→ **REQUIRED TASK**:
From the records below, copy every line that contains the word "отклонения".

======== MATERIAL PROVIDED

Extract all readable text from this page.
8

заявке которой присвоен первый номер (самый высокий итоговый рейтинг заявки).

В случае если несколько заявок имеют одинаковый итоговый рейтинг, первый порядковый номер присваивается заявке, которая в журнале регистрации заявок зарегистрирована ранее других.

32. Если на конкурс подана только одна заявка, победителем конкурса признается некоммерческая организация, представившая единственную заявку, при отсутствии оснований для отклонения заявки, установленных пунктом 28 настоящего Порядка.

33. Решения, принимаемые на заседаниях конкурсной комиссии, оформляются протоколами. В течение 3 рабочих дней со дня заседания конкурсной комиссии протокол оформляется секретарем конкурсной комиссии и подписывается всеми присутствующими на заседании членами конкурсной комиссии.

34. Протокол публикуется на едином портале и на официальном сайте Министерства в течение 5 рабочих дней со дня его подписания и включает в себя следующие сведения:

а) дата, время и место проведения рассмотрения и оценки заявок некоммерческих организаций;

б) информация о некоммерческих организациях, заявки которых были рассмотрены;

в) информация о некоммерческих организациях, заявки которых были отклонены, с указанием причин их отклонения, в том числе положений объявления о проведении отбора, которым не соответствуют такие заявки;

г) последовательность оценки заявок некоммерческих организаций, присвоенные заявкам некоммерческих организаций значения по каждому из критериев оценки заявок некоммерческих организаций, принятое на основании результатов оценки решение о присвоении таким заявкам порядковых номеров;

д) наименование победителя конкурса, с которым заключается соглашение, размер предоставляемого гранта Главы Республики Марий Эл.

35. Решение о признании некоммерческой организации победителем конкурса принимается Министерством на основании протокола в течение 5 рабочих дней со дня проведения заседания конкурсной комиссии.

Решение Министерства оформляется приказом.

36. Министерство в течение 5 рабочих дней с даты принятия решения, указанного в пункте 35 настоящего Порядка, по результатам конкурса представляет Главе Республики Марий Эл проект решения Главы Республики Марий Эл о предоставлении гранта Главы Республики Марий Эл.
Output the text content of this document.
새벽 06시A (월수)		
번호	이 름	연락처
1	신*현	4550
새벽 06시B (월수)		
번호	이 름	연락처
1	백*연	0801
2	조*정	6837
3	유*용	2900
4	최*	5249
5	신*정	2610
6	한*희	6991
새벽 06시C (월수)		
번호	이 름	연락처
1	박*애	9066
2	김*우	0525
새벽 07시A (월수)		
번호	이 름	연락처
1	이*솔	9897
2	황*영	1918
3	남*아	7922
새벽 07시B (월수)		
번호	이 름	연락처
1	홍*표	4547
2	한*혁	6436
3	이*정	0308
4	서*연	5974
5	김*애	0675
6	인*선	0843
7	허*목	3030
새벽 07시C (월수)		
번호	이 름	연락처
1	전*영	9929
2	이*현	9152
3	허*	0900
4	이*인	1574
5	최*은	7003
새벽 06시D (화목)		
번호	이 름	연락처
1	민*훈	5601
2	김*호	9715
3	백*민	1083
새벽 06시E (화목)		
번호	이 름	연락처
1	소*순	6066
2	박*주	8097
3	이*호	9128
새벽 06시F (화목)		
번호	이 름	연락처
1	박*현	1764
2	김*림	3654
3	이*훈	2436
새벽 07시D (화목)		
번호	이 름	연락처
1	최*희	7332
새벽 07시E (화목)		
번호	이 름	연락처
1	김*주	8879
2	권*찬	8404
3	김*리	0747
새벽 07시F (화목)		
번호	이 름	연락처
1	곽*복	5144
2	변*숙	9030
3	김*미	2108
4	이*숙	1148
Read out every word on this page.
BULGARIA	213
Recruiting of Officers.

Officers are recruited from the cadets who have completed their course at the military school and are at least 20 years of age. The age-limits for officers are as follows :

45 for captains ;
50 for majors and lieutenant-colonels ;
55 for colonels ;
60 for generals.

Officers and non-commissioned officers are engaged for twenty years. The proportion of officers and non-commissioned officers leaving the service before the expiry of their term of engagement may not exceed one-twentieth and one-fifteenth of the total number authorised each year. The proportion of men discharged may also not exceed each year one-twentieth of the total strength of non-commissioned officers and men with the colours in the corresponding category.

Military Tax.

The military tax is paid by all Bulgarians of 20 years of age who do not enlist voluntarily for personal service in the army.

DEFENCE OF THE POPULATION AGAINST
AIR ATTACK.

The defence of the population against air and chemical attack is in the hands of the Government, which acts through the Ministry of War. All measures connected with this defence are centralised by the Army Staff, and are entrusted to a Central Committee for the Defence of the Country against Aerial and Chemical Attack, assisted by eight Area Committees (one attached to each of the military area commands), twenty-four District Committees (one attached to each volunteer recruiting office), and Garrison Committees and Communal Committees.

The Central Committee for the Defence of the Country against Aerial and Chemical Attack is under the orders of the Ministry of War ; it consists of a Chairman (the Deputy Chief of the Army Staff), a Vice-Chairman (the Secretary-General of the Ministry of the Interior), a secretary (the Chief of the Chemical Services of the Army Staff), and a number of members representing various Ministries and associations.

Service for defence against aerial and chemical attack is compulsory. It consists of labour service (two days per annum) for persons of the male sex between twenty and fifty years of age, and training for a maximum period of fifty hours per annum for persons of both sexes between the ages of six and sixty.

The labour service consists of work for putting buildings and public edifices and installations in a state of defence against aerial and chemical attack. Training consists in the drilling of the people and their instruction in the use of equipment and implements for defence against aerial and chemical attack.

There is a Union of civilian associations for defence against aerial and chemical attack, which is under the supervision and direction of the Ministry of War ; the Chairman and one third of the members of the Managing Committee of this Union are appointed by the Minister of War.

================

→ **SOLVED EXERCISE**:
32. Если на конкурс подана только одна заявка, победителем конкурса признается некоммерческая организация, представившая единственную заявку, при отсутствии оснований для отклонения заявки, установленных пунктом 28 настоящего Порядка.
в) информация о некоммерческих организациях, заявки которых были отклонены, с указанием причин их отклонения, в том числе положений объявления о проведении отбора, которым не соответствуют такие заявки;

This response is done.